*Exercise:* Pull every line containing "color" out of the material below.

*Record excerpts:*

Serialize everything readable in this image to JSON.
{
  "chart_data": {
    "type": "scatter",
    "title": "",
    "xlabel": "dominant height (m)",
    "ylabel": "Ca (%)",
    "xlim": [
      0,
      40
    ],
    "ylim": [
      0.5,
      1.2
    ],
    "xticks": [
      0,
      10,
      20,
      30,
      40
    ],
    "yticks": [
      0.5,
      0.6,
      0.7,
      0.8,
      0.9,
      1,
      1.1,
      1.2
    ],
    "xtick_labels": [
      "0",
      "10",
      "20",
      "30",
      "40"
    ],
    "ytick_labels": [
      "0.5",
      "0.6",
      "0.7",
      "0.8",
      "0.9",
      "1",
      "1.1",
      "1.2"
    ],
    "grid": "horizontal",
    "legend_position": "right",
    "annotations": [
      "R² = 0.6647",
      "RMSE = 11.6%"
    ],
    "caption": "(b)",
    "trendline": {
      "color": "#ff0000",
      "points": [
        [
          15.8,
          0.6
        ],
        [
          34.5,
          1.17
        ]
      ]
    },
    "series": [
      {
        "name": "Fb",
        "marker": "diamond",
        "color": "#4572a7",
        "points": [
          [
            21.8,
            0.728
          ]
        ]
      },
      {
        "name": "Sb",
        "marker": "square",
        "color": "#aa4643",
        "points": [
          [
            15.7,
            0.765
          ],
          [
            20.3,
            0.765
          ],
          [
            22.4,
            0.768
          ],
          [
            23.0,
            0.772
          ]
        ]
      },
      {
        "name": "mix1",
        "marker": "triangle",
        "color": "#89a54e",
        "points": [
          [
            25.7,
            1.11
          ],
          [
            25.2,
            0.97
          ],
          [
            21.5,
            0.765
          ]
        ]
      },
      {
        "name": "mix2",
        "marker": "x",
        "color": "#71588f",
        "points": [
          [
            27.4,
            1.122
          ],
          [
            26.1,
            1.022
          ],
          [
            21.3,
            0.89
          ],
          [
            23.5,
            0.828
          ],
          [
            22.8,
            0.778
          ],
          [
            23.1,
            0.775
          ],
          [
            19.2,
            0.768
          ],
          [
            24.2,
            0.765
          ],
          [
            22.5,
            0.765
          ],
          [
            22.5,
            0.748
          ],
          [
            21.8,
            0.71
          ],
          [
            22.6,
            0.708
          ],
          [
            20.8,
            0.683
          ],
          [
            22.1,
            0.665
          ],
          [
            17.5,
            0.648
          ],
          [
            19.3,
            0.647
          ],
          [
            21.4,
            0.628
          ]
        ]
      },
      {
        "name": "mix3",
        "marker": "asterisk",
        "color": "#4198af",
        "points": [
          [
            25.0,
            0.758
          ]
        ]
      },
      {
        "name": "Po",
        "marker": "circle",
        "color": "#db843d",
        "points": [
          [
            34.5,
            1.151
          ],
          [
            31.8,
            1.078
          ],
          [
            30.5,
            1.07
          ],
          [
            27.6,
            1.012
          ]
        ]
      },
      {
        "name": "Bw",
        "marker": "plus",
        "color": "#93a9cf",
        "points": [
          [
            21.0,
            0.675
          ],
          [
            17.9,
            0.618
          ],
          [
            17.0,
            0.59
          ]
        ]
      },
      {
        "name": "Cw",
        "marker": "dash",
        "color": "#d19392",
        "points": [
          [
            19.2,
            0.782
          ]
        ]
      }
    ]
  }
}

*Correct answer:*
      "color": "#ff0000",
        "color": "#4572a7",
        "color": "#aa4643",
        "color": "#89a54e",
        "color": "#71588f",
        "color": "#4198af",
        "color": "#db843d",
        "color": "#93a9cf",
        "color": "#d19392",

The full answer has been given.